- [What the task requires]: Go through the listing and return every line with "JSON" in it.

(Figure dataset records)
## begin

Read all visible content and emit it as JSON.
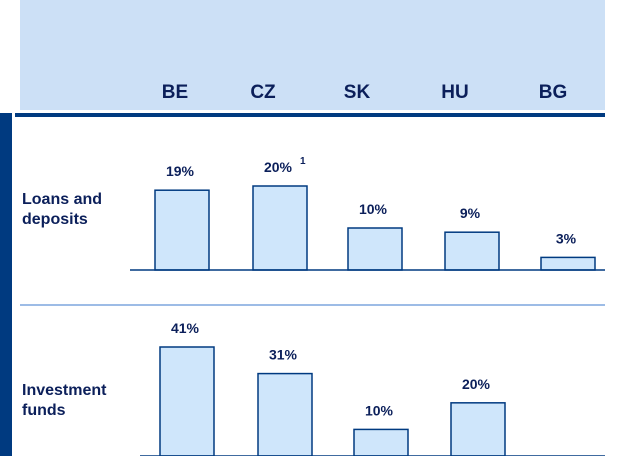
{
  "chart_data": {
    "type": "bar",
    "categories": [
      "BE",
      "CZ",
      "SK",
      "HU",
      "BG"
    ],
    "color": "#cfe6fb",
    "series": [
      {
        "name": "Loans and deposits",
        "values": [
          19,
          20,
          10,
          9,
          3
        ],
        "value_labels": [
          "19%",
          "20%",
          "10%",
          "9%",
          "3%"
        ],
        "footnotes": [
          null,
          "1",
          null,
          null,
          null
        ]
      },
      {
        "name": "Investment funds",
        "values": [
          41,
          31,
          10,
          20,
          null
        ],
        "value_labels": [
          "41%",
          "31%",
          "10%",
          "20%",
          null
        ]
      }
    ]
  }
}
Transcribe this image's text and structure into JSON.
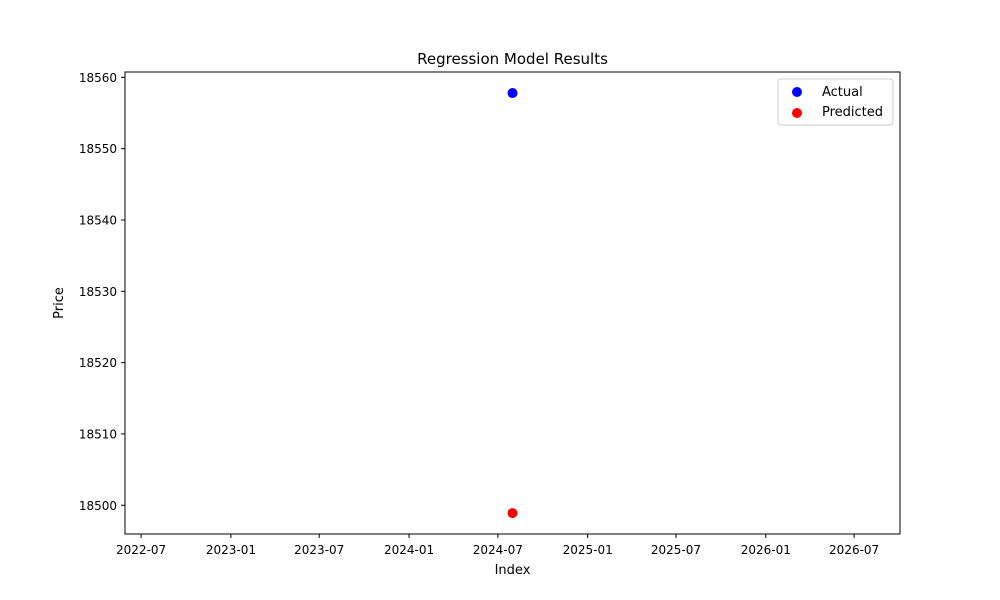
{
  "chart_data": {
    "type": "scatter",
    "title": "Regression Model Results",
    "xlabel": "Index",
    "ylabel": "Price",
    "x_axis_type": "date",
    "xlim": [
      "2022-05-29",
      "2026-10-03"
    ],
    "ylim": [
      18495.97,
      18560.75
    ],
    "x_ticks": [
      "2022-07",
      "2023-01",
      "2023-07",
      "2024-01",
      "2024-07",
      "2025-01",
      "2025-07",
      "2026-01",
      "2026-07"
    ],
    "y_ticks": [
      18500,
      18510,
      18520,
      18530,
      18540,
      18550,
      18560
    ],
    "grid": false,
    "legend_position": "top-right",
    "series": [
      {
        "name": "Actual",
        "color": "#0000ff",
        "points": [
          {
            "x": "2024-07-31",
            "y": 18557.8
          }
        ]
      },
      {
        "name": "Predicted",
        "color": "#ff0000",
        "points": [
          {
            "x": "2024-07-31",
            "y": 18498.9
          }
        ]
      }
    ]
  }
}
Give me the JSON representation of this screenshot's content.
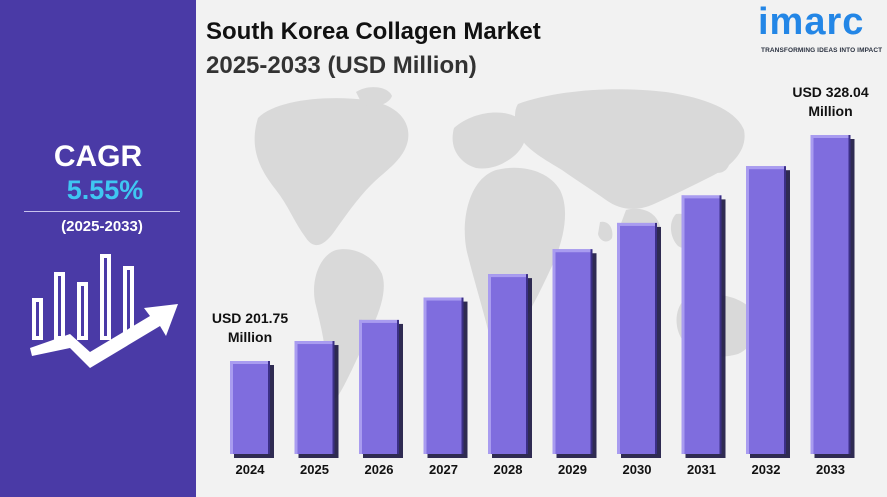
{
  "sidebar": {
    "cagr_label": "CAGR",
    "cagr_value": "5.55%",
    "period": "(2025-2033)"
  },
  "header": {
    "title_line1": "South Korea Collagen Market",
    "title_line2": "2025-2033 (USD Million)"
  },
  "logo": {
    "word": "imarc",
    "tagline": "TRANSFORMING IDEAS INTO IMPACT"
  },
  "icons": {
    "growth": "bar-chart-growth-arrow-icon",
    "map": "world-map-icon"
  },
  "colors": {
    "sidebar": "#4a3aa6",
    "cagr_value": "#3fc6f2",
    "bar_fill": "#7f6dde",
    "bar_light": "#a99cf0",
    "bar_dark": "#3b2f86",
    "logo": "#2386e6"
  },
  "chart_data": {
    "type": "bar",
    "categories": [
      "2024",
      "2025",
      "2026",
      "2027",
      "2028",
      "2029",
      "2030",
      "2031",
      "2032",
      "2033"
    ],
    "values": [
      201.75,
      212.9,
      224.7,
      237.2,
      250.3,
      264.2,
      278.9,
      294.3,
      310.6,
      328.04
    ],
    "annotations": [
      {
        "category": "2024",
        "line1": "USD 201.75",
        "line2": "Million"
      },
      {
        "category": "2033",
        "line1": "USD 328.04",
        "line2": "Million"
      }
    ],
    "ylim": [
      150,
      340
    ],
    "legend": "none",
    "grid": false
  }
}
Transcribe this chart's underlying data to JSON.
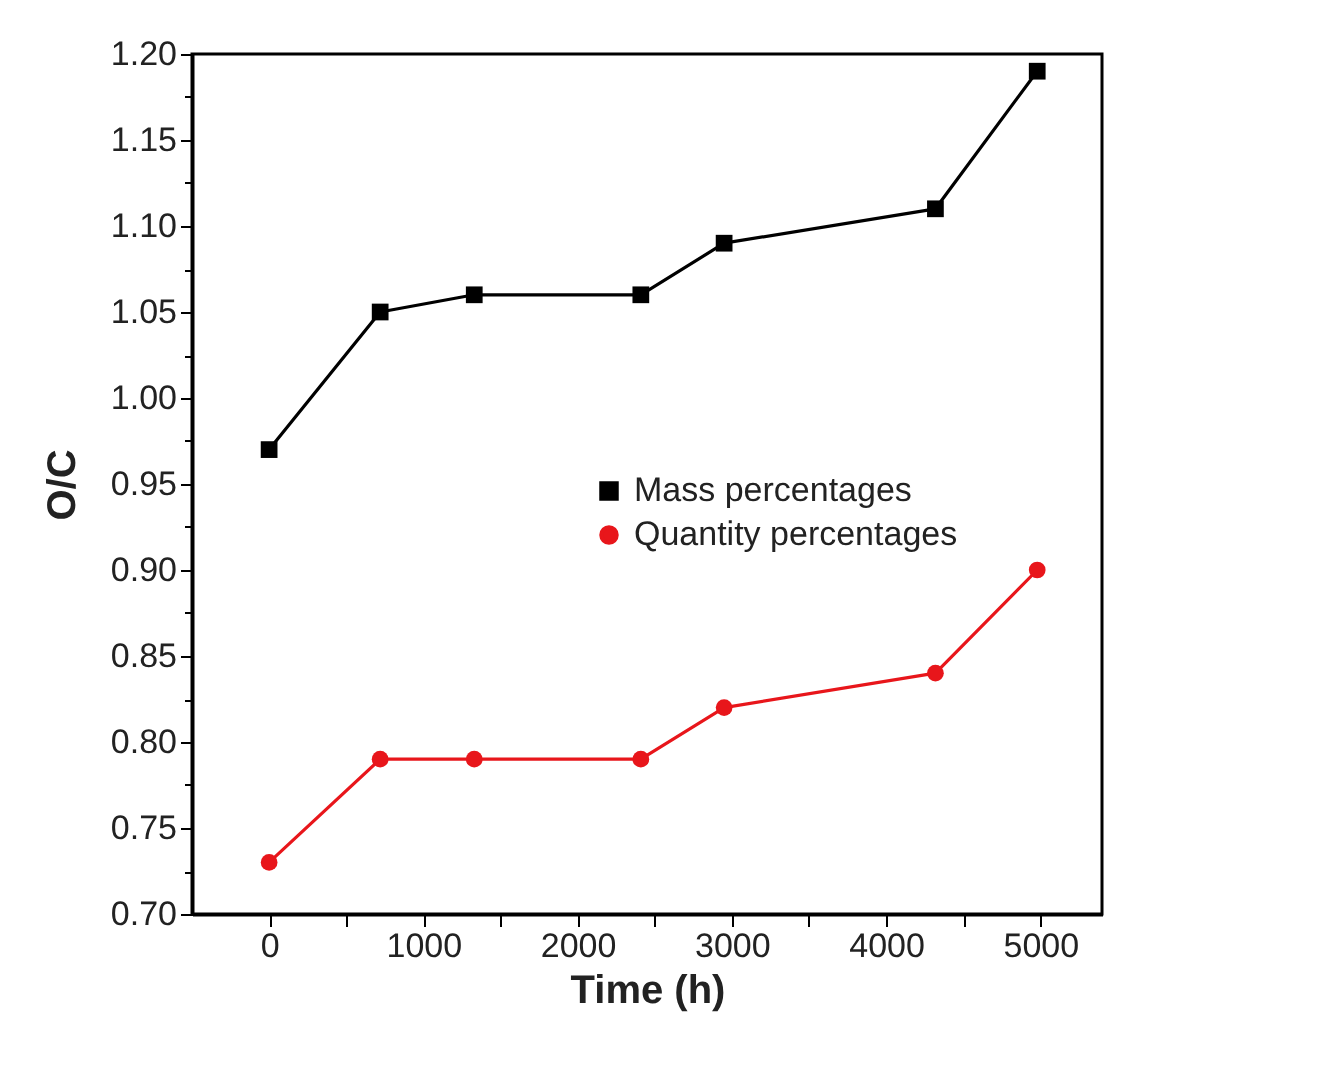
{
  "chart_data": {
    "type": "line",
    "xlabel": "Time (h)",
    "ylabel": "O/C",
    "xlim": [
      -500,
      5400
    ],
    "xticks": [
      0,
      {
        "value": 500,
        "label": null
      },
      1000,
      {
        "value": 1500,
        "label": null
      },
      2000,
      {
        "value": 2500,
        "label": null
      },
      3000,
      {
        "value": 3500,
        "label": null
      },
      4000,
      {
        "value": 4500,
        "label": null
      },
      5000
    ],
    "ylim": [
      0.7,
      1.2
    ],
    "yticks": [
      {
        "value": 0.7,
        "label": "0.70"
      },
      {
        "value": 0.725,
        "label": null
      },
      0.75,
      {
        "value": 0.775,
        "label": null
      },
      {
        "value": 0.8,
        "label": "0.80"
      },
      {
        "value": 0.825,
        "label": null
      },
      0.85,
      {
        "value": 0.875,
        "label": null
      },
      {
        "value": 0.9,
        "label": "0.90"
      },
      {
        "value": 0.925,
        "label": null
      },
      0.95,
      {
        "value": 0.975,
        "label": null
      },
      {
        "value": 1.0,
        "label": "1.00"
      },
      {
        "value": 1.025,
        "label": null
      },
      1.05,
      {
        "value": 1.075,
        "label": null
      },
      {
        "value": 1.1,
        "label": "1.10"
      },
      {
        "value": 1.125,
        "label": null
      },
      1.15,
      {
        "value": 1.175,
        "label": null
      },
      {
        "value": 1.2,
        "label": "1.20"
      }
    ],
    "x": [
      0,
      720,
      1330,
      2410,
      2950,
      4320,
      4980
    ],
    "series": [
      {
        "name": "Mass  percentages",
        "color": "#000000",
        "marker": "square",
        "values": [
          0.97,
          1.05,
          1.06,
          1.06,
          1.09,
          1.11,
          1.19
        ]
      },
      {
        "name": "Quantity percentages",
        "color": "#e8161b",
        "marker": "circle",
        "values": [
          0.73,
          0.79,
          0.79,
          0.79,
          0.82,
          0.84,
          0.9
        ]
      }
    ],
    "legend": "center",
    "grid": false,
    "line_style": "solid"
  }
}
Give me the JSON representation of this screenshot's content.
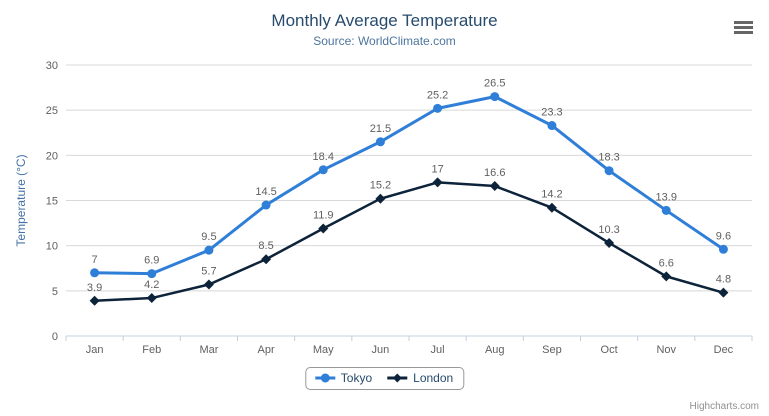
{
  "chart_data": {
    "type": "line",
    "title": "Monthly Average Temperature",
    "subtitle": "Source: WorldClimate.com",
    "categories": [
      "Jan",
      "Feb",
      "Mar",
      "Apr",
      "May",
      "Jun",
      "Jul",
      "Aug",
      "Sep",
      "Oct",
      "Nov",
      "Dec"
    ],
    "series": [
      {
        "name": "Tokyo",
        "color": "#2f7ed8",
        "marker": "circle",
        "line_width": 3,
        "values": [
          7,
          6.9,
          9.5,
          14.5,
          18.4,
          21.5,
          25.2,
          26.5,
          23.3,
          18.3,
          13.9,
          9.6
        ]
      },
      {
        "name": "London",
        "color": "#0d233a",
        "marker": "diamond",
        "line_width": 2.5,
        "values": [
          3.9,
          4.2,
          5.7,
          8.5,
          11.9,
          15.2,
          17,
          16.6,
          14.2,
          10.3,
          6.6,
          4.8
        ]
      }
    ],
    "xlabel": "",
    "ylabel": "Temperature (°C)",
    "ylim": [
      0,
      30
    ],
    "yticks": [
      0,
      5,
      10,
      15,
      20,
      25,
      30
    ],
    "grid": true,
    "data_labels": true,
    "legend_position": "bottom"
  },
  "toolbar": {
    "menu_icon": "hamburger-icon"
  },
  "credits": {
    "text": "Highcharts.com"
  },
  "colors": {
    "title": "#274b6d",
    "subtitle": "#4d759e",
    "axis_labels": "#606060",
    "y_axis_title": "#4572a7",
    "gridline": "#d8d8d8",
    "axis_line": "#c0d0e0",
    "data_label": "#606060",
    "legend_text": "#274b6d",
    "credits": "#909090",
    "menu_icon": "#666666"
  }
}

## end

- [Solution]:
Read all visible content and emit it as JSON.
Transcribe this image's text and structure into JSON.
Give me the JSON representation of this screenshot's content.
Transcribe this chart's underlying data to JSON.
Give me the JSON representation of this screenshot's content.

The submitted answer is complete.